[Structured figure records]
----

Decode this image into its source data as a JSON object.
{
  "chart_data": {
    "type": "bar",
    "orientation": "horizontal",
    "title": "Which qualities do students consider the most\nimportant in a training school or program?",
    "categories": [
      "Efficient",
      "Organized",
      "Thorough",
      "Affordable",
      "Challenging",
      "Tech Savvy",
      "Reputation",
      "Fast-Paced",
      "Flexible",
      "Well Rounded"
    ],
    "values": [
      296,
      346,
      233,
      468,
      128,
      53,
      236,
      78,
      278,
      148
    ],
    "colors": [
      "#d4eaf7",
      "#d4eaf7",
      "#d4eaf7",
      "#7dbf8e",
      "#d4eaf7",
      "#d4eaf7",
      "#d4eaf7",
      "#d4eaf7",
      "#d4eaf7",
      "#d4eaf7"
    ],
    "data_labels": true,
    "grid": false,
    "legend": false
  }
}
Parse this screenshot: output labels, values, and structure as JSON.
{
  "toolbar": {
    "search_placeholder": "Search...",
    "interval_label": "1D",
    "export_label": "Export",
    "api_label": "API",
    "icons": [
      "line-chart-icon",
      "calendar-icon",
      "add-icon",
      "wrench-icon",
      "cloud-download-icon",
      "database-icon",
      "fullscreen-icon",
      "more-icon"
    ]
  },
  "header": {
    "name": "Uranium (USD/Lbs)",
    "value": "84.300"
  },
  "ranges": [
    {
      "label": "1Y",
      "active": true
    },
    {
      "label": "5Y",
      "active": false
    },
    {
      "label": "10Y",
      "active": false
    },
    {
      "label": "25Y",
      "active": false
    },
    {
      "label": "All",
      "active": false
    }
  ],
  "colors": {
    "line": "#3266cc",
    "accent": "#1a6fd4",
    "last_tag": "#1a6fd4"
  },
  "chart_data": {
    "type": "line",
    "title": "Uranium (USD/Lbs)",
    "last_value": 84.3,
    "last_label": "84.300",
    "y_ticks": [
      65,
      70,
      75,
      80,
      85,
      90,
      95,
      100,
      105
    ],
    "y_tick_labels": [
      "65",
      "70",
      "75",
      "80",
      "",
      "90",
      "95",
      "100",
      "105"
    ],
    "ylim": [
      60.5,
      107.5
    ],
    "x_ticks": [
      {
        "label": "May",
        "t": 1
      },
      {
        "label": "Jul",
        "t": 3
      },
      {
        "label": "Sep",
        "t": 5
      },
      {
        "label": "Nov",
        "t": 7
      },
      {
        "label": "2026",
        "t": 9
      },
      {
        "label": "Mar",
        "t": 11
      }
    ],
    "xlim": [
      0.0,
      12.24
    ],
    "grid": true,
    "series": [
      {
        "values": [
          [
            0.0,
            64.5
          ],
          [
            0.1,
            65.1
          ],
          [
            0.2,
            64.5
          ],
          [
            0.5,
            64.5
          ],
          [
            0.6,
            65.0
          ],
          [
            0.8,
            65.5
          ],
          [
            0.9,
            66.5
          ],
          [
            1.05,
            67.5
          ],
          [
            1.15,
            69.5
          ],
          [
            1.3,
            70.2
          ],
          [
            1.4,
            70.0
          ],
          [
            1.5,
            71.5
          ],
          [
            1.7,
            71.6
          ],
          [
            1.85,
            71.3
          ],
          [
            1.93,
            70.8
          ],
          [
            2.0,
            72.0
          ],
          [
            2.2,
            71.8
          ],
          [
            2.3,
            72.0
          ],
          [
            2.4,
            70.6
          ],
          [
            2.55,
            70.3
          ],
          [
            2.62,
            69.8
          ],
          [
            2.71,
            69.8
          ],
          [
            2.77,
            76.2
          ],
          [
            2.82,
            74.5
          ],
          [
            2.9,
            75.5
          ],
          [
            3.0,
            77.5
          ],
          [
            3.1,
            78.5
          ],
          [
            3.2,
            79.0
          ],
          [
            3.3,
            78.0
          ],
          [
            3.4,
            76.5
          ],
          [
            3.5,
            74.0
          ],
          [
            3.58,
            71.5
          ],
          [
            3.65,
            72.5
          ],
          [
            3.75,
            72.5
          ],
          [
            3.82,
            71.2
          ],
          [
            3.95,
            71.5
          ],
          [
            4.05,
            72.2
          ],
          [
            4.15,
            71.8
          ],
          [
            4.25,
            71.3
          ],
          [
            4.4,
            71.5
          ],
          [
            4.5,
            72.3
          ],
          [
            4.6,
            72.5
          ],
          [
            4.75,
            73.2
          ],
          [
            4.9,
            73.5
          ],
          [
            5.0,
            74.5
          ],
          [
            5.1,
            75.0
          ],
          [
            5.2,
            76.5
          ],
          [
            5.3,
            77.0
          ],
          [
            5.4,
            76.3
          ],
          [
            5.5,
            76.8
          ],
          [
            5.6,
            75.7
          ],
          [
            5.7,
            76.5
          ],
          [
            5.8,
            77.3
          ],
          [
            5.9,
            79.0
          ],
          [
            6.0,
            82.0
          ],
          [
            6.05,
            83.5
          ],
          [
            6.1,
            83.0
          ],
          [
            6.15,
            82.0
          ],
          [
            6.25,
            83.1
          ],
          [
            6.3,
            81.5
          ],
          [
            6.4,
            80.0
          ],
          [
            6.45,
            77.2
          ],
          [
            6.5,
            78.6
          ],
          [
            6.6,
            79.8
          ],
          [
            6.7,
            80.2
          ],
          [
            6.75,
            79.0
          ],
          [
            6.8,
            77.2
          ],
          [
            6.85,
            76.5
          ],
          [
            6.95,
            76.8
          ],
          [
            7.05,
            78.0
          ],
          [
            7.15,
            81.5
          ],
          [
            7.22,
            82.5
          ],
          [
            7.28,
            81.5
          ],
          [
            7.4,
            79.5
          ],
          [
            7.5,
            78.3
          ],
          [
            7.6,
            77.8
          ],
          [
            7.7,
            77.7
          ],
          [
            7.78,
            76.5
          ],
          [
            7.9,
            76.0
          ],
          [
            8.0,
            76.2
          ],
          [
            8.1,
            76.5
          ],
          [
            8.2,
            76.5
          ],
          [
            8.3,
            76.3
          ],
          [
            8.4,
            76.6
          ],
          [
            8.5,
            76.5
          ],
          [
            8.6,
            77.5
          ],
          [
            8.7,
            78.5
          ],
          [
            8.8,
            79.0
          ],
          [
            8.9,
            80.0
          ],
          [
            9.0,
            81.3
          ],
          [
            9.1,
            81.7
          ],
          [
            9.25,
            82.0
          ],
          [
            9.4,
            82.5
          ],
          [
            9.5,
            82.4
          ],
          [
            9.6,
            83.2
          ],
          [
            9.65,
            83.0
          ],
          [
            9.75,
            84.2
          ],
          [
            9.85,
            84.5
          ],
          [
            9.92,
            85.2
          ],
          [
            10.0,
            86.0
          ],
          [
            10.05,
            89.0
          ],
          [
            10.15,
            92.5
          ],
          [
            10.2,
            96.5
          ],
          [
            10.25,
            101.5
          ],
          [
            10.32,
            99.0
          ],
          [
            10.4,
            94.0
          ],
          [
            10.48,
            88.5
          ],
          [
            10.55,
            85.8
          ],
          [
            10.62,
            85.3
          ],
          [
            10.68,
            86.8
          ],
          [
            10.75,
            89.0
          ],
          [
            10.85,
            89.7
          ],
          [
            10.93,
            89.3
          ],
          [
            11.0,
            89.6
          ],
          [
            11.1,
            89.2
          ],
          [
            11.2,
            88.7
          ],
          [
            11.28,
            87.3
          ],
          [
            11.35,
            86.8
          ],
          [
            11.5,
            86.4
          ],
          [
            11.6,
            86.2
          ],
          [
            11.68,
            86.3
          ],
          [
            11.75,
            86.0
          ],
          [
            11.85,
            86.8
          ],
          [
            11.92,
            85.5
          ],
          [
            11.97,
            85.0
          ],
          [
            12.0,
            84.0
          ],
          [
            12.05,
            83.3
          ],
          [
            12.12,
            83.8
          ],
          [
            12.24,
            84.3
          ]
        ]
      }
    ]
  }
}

----

Give the complete listing a second time, exactly as it reads.

Output for this task ▸
Decode this image into its source data as a JSON object.
{
  "chart_data": {
    "type": "bar",
    "orientation": "horizontal",
    "title": "Which qualities do students consider the most\nimportant in a training school or program?",
    "categories": [
      "Efficient",
      "Organized",
      "Thorough",
      "Affordable",
      "Challenging",
      "Tech Savvy",
      "Reputation",
      "Fast-Paced",
      "Flexible",
      "Well Rounded"
    ],
    "values": [
      296,
      346,
      233,
      468,
      128,
      53,
      236,
      78,
      278,
      148
    ],
    "colors": [
      "#d4eaf7",
      "#d4eaf7",
      "#d4eaf7",
      "#7dbf8e",
      "#d4eaf7",
      "#d4eaf7",
      "#d4eaf7",
      "#d4eaf7",
      "#d4eaf7",
      "#d4eaf7"
    ],
    "data_labels": true,
    "grid": false,
    "legend": false
  }
}
Parse this screenshot: output labels, values, and structure as JSON.
{
  "toolbar": {
    "search_placeholder": "Search...",
    "interval_label": "1D",
    "export_label": "Export",
    "api_label": "API",
    "icons": [
      "line-chart-icon",
      "calendar-icon",
      "add-icon",
      "wrench-icon",
      "cloud-download-icon",
      "database-icon",
      "fullscreen-icon",
      "more-icon"
    ]
  },
  "header": {
    "name": "Uranium (USD/Lbs)",
    "value": "84.300"
  },
  "ranges": [
    {
      "label": "1Y",
      "active": true
    },
    {
      "label": "5Y",
      "active": false
    },
    {
      "label": "10Y",
      "active": false
    },
    {
      "label": "25Y",
      "active": false
    },
    {
      "label": "All",
      "active": false
    }
  ],
  "colors": {
    "line": "#3266cc",
    "accent": "#1a6fd4",
    "last_tag": "#1a6fd4"
  },
  "chart_data": {
    "type": "line",
    "title": "Uranium (USD/Lbs)",
    "last_value": 84.3,
    "last_label": "84.300",
    "y_ticks": [
      65,
      70,
      75,
      80,
      85,
      90,
      95,
      100,
      105
    ],
    "y_tick_labels": [
      "65",
      "70",
      "75",
      "80",
      "",
      "90",
      "95",
      "100",
      "105"
    ],
    "ylim": [
      60.5,
      107.5
    ],
    "x_ticks": [
      {
        "label": "May",
        "t": 1
      },
      {
        "label": "Jul",
        "t": 3
      },
      {
        "label": "Sep",
        "t": 5
      },
      {
        "label": "Nov",
        "t": 7
      },
      {
        "label": "2026",
        "t": 9
      },
      {
        "label": "Mar",
        "t": 11
      }
    ],
    "xlim": [
      0.0,
      12.24
    ],
    "grid": true,
    "series": [
      {
        "values": [
          [
            0.0,
            64.5
          ],
          [
            0.1,
            65.1
          ],
          [
            0.2,
            64.5
          ],
          [
            0.5,
            64.5
          ],
          [
            0.6,
            65.0
          ],
          [
            0.8,
            65.5
          ],
          [
            0.9,
            66.5
          ],
          [
            1.05,
            67.5
          ],
          [
            1.15,
            69.5
          ],
          [
            1.3,
            70.2
          ],
          [
            1.4,
            70.0
          ],
          [
            1.5,
            71.5
          ],
          [
            1.7,
            71.6
          ],
          [
            1.85,
            71.3
          ],
          [
            1.93,
            70.8
          ],
          [
            2.0,
            72.0
          ],
          [
            2.2,
            71.8
          ],
          [
            2.3,
            72.0
          ],
          [
            2.4,
            70.6
          ],
          [
            2.55,
            70.3
          ],
          [
            2.62,
            69.8
          ],
          [
            2.71,
            69.8
          ],
          [
            2.77,
            76.2
          ],
          [
            2.82,
            74.5
          ],
          [
            2.9,
            75.5
          ],
          [
            3.0,
            77.5
          ],
          [
            3.1,
            78.5
          ],
          [
            3.2,
            79.0
          ],
          [
            3.3,
            78.0
          ],
          [
            3.4,
            76.5
          ],
          [
            3.5,
            74.0
          ],
          [
            3.58,
            71.5
          ],
          [
            3.65,
            72.5
          ],
          [
            3.75,
            72.5
          ],
          [
            3.82,
            71.2
          ],
          [
            3.95,
            71.5
          ],
          [
            4.05,
            72.2
          ],
          [
            4.15,
            71.8
          ],
          [
            4.25,
            71.3
          ],
          [
            4.4,
            71.5
          ],
          [
            4.5,
            72.3
          ],
          [
            4.6,
            72.5
          ],
          [
            4.75,
            73.2
          ],
          [
            4.9,
            73.5
          ],
          [
            5.0,
            74.5
          ],
          [
            5.1,
            75.0
          ],
          [
            5.2,
            76.5
          ],
          [
            5.3,
            77.0
          ],
          [
            5.4,
            76.3
          ],
          [
            5.5,
            76.8
          ],
          [
            5.6,
            75.7
          ],
          [
            5.7,
            76.5
          ],
          [
            5.8,
            77.3
          ],
          [
            5.9,
            79.0
          ],
          [
            6.0,
            82.0
          ],
          [
            6.05,
            83.5
          ],
          [
            6.1,
            83.0
          ],
          [
            6.15,
            82.0
          ],
          [
            6.25,
            83.1
          ],
          [
            6.3,
            81.5
          ],
          [
            6.4,
            80.0
          ],
          [
            6.45,
            77.2
          ],
          [
            6.5,
            78.6
          ],
          [
            6.6,
            79.8
          ],
          [
            6.7,
            80.2
          ],
          [
            6.75,
            79.0
          ],
          [
            6.8,
            77.2
          ],
          [
            6.85,
            76.5
          ],
          [
            6.95,
            76.8
          ],
          [
            7.05,
            78.0
          ],
          [
            7.15,
            81.5
          ],
          [
            7.22,
            82.5
          ],
          [
            7.28,
            81.5
          ],
          [
            7.4,
            79.5
          ],
          [
            7.5,
            78.3
          ],
          [
            7.6,
            77.8
          ],
          [
            7.7,
            77.7
          ],
          [
            7.78,
            76.5
          ],
          [
            7.9,
            76.0
          ],
          [
            8.0,
            76.2
          ],
          [
            8.1,
            76.5
          ],
          [
            8.2,
            76.5
          ],
          [
            8.3,
            76.3
          ],
          [
            8.4,
            76.6
          ],
          [
            8.5,
            76.5
          ],
          [
            8.6,
            77.5
          ],
          [
            8.7,
            78.5
          ],
          [
            8.8,
            79.0
          ],
          [
            8.9,
            80.0
          ],
          [
            9.0,
            81.3
          ],
          [
            9.1,
            81.7
          ],
          [
            9.25,
            82.0
          ],
          [
            9.4,
            82.5
          ],
          [
            9.5,
            82.4
          ],
          [
            9.6,
            83.2
          ],
          [
            9.65,
            83.0
          ],
          [
            9.75,
            84.2
          ],
          [
            9.85,
            84.5
          ],
          [
            9.92,
            85.2
          ],
          [
            10.0,
            86.0
          ],
          [
            10.05,
            89.0
          ],
          [
            10.15,
            92.5
          ],
          [
            10.2,
            96.5
          ],
          [
            10.25,
            101.5
          ],
          [
            10.32,
            99.0
          ],
          [
            10.4,
            94.0
          ],
          [
            10.48,
            88.5
          ],
          [
            10.55,
            85.8
          ],
          [
            10.62,
            85.3
          ],
          [
            10.68,
            86.8
          ],
          [
            10.75,
            89.0
          ],
          [
            10.85,
            89.7
          ],
          [
            10.93,
            89.3
          ],
          [
            11.0,
            89.6
          ],
          [
            11.1,
            89.2
          ],
          [
            11.2,
            88.7
          ],
          [
            11.28,
            87.3
          ],
          [
            11.35,
            86.8
          ],
          [
            11.5,
            86.4
          ],
          [
            11.6,
            86.2
          ],
          [
            11.68,
            86.3
          ],
          [
            11.75,
            86.0
          ],
          [
            11.85,
            86.8
          ],
          [
            11.92,
            85.5
          ],
          [
            11.97,
            85.0
          ],
          [
            12.0,
            84.0
          ],
          [
            12.05,
            83.3
          ],
          [
            12.12,
            83.8
          ],
          [
            12.24,
            84.3
          ]
        ]
      }
    ]
  }
}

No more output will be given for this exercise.